WRITTEN REQUEST: Copy each record exactly as it reads, leaving out any pictures it holds.

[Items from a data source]
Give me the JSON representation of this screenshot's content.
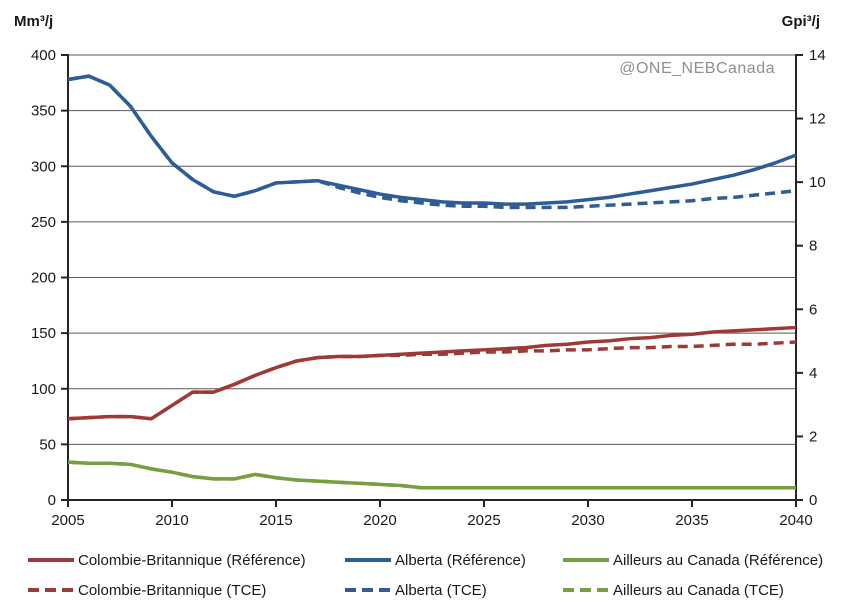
{
  "watermark": {
    "text": "@ONE_NEBCanada",
    "color": "#8f8f8f"
  },
  "chart_data": {
    "type": "line",
    "title": "",
    "grid": true,
    "xlim": [
      2005,
      2040
    ],
    "ylim_left": [
      0,
      400
    ],
    "ylim_right": [
      0,
      14
    ],
    "y_left": {
      "label": "Mm³/j",
      "ticks": [
        0,
        50,
        100,
        150,
        200,
        250,
        300,
        350,
        400
      ]
    },
    "y_right": {
      "label": "Gpi³/j",
      "ticks": [
        0,
        2,
        4,
        6,
        8,
        10,
        12,
        14
      ]
    },
    "x_axis": {
      "ticks": [
        2005,
        2010,
        2015,
        2020,
        2025,
        2030,
        2035,
        2040
      ]
    },
    "x": [
      2005,
      2006,
      2007,
      2008,
      2009,
      2010,
      2011,
      2012,
      2013,
      2014,
      2015,
      2016,
      2017,
      2018,
      2019,
      2020,
      2021,
      2022,
      2023,
      2024,
      2025,
      2026,
      2027,
      2028,
      2029,
      2030,
      2031,
      2032,
      2033,
      2034,
      2035,
      2036,
      2037,
      2038,
      2039,
      2040
    ],
    "colors": {
      "colombie_britannique": "#9e3a35",
      "alberta": "#2e5c97",
      "ailleurs_au_canada": "#76a03e"
    },
    "legend_position": "bottom",
    "series": [
      {
        "id": "cb_ref",
        "name": "Colombie-Britannique (Référence)",
        "color": "#9e3a35",
        "dash": "none",
        "swatch_style": "stroke:#9e3a35",
        "values": [
          73,
          74,
          75,
          75,
          73,
          85,
          97,
          97,
          104,
          112,
          119,
          125,
          128,
          129,
          129,
          130,
          131,
          132,
          133,
          134,
          135,
          136,
          137,
          139,
          140,
          142,
          143,
          145,
          146,
          148,
          149,
          151,
          152,
          153,
          154,
          155
        ]
      },
      {
        "id": "ab_ref",
        "name": "Alberta (Référence)",
        "color": "#2e5c97",
        "dash": "none",
        "swatch_style": "stroke:#2e5c97",
        "values": [
          378,
          381,
          373,
          354,
          327,
          303,
          288,
          277,
          273,
          278,
          285,
          286,
          287,
          283,
          279,
          275,
          272,
          270,
          268,
          267,
          267,
          266,
          266,
          267,
          268,
          270,
          272,
          275,
          278,
          281,
          284,
          288,
          292,
          297,
          303,
          310
        ]
      },
      {
        "id": "ac_ref",
        "name": "Ailleurs au Canada (Référence)",
        "color": "#76a03e",
        "dash": "none",
        "swatch_style": "stroke:#76a03e",
        "values": [
          34,
          33,
          33,
          32,
          28,
          25,
          21,
          19,
          19,
          23,
          20,
          18,
          17,
          16,
          15,
          14,
          13,
          11,
          11,
          11,
          11,
          11,
          11,
          11,
          11,
          11,
          11,
          11,
          11,
          11,
          11,
          11,
          11,
          11,
          11,
          11
        ]
      },
      {
        "id": "cb_tce",
        "name": "Colombie-Britannique (TCE)",
        "color": "#9e3a35",
        "dash": "10 6",
        "swatch_style": "stroke:#9e3a35;stroke-dasharray:11 6",
        "values": [
          73,
          74,
          75,
          75,
          73,
          85,
          97,
          97,
          104,
          112,
          119,
          125,
          128,
          129,
          129,
          130,
          130,
          131,
          131,
          132,
          133,
          133,
          134,
          134,
          135,
          135,
          136,
          137,
          137,
          138,
          138,
          139,
          140,
          140,
          141,
          142
        ]
      },
      {
        "id": "ab_tce",
        "name": "Alberta (TCE)",
        "color": "#2e5c97",
        "dash": "10 6",
        "swatch_style": "stroke:#2e5c97;stroke-dasharray:11 6",
        "values": [
          378,
          381,
          373,
          354,
          327,
          303,
          288,
          277,
          273,
          278,
          285,
          286,
          287,
          281,
          276,
          272,
          269,
          267,
          265,
          264,
          264,
          263,
          263,
          263,
          263,
          264,
          265,
          266,
          267,
          268,
          269,
          271,
          272,
          274,
          276,
          278
        ]
      },
      {
        "id": "ac_tce",
        "name": "Ailleurs au Canada (TCE)",
        "color": "#76a03e",
        "dash": "10 6",
        "swatch_style": "stroke:#76a03e;stroke-dasharray:11 6",
        "values": [
          34,
          33,
          33,
          32,
          28,
          25,
          21,
          19,
          19,
          23,
          20,
          18,
          17,
          16,
          15,
          14,
          13,
          11,
          11,
          11,
          11,
          11,
          11,
          11,
          11,
          11,
          11,
          11,
          11,
          11,
          11,
          11,
          11,
          11,
          11,
          11
        ]
      }
    ],
    "style": {
      "grid_color": "#595959",
      "axis_color": "#262626",
      "line_width": 3.5
    }
  }
}
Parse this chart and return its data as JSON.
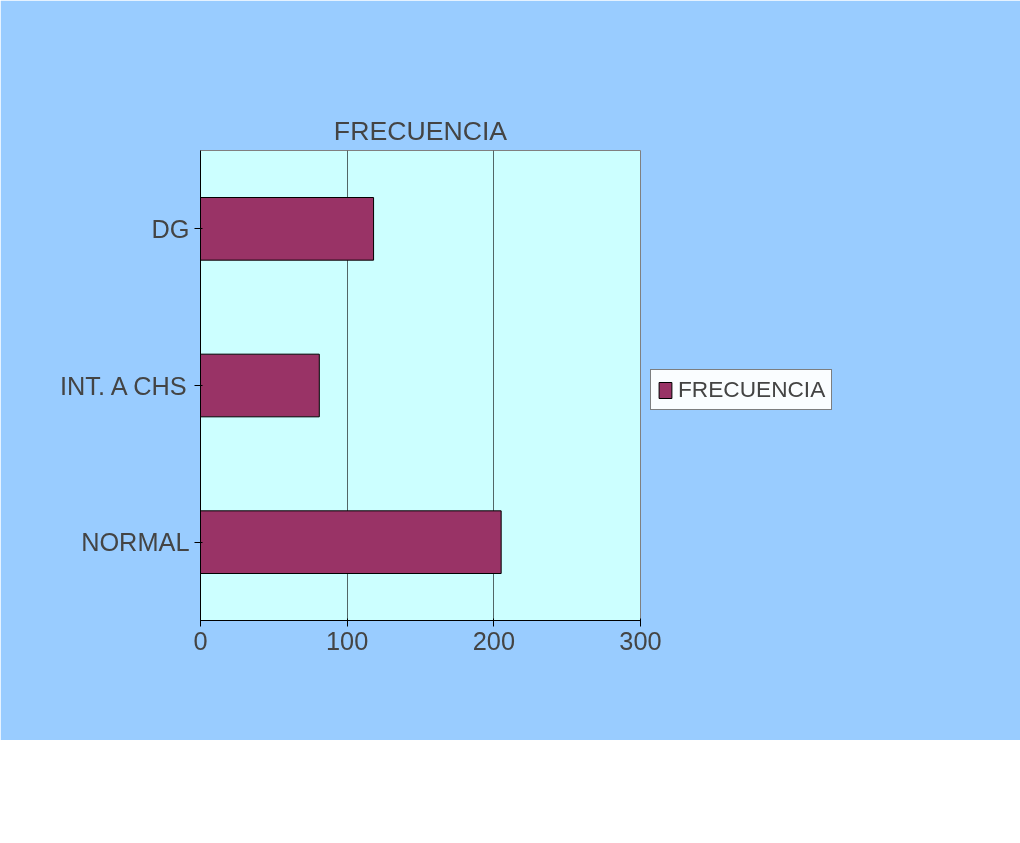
{
  "chart_data": {
    "type": "bar",
    "title": "FRECUENCIA",
    "orientation": "horizontal",
    "categories": [
      "DG",
      "INT. A CHS",
      "NORMAL"
    ],
    "series": [
      {
        "name": "FRECUENCIA",
        "color": "#993366",
        "values": [
          118,
          81,
          205
        ]
      }
    ],
    "xlim": [
      0,
      300
    ],
    "xticks": [
      0,
      100,
      200,
      300
    ],
    "grid": "x",
    "legend": "right"
  }
}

FINAL RESULT:
Give me the JSON representation of this screenshot's content.
{
  "watermark": {
    "text": "@ONE_NEBCanada",
    "color": "#8f8f8f"
  },
  "chart_data": {
    "type": "line",
    "title": "",
    "grid": true,
    "xlim": [
      2005,
      2040
    ],
    "ylim_left": [
      0,
      400
    ],
    "ylim_right": [
      0,
      14
    ],
    "y_left": {
      "label": "Mm³/j",
      "ticks": [
        0,
        50,
        100,
        150,
        200,
        250,
        300,
        350,
        400
      ]
    },
    "y_right": {
      "label": "Gpi³/j",
      "ticks": [
        0,
        2,
        4,
        6,
        8,
        10,
        12,
        14
      ]
    },
    "x_axis": {
      "ticks": [
        2005,
        2010,
        2015,
        2020,
        2025,
        2030,
        2035,
        2040
      ]
    },
    "x": [
      2005,
      2006,
      2007,
      2008,
      2009,
      2010,
      2011,
      2012,
      2013,
      2014,
      2015,
      2016,
      2017,
      2018,
      2019,
      2020,
      2021,
      2022,
      2023,
      2024,
      2025,
      2026,
      2027,
      2028,
      2029,
      2030,
      2031,
      2032,
      2033,
      2034,
      2035,
      2036,
      2037,
      2038,
      2039,
      2040
    ],
    "colors": {
      "colombie_britannique": "#9e3a35",
      "alberta": "#2e5c97",
      "ailleurs_au_canada": "#76a03e"
    },
    "legend_position": "bottom",
    "series": [
      {
        "id": "cb_ref",
        "name": "Colombie-Britannique (Référence)",
        "color": "#9e3a35",
        "dash": "none",
        "swatch_style": "stroke:#9e3a35",
        "values": [
          73,
          74,
          75,
          75,
          73,
          85,
          97,
          97,
          104,
          112,
          119,
          125,
          128,
          129,
          129,
          130,
          131,
          132,
          133,
          134,
          135,
          136,
          137,
          139,
          140,
          142,
          143,
          145,
          146,
          148,
          149,
          151,
          152,
          153,
          154,
          155
        ]
      },
      {
        "id": "ab_ref",
        "name": "Alberta (Référence)",
        "color": "#2e5c97",
        "dash": "none",
        "swatch_style": "stroke:#2e5c97",
        "values": [
          378,
          381,
          373,
          354,
          327,
          303,
          288,
          277,
          273,
          278,
          285,
          286,
          287,
          283,
          279,
          275,
          272,
          270,
          268,
          267,
          267,
          266,
          266,
          267,
          268,
          270,
          272,
          275,
          278,
          281,
          284,
          288,
          292,
          297,
          303,
          310
        ]
      },
      {
        "id": "ac_ref",
        "name": "Ailleurs au Canada (Référence)",
        "color": "#76a03e",
        "dash": "none",
        "swatch_style": "stroke:#76a03e",
        "values": [
          34,
          33,
          33,
          32,
          28,
          25,
          21,
          19,
          19,
          23,
          20,
          18,
          17,
          16,
          15,
          14,
          13,
          11,
          11,
          11,
          11,
          11,
          11,
          11,
          11,
          11,
          11,
          11,
          11,
          11,
          11,
          11,
          11,
          11,
          11,
          11
        ]
      },
      {
        "id": "cb_tce",
        "name": "Colombie-Britannique (TCE)",
        "color": "#9e3a35",
        "dash": "10 6",
        "swatch_style": "stroke:#9e3a35;stroke-dasharray:11 6",
        "values": [
          73,
          74,
          75,
          75,
          73,
          85,
          97,
          97,
          104,
          112,
          119,
          125,
          128,
          129,
          129,
          130,
          130,
          131,
          131,
          132,
          133,
          133,
          134,
          134,
          135,
          135,
          136,
          137,
          137,
          138,
          138,
          139,
          140,
          140,
          141,
          142
        ]
      },
      {
        "id": "ab_tce",
        "name": "Alberta (TCE)",
        "color": "#2e5c97",
        "dash": "10 6",
        "swatch_style": "stroke:#2e5c97;stroke-dasharray:11 6",
        "values": [
          378,
          381,
          373,
          354,
          327,
          303,
          288,
          277,
          273,
          278,
          285,
          286,
          287,
          281,
          276,
          272,
          269,
          267,
          265,
          264,
          264,
          263,
          263,
          263,
          263,
          264,
          265,
          266,
          267,
          268,
          269,
          271,
          272,
          274,
          276,
          278
        ]
      },
      {
        "id": "ac_tce",
        "name": "Ailleurs au Canada (TCE)",
        "color": "#76a03e",
        "dash": "10 6",
        "swatch_style": "stroke:#76a03e;stroke-dasharray:11 6",
        "values": [
          34,
          33,
          33,
          32,
          28,
          25,
          21,
          19,
          19,
          23,
          20,
          18,
          17,
          16,
          15,
          14,
          13,
          11,
          11,
          11,
          11,
          11,
          11,
          11,
          11,
          11,
          11,
          11,
          11,
          11,
          11,
          11,
          11,
          11,
          11,
          11
        ]
      }
    ],
    "style": {
      "grid_color": "#595959",
      "axis_color": "#262626",
      "line_width": 3.5
    }
  }
}
Parse this chart and return its data as JSON.
{
  "chart_data": {
    "type": "bar",
    "title": "FRECUENCIA",
    "orientation": "horizontal",
    "categories": [
      "DG",
      "INT. A CHS",
      "NORMAL"
    ],
    "series": [
      {
        "name": "FRECUENCIA",
        "color": "#993366",
        "values": [
          118,
          81,
          205
        ]
      }
    ],
    "xlim": [
      0,
      300
    ],
    "xticks": [
      0,
      100,
      200,
      300
    ],
    "grid": "x",
    "legend": "right"
  }
}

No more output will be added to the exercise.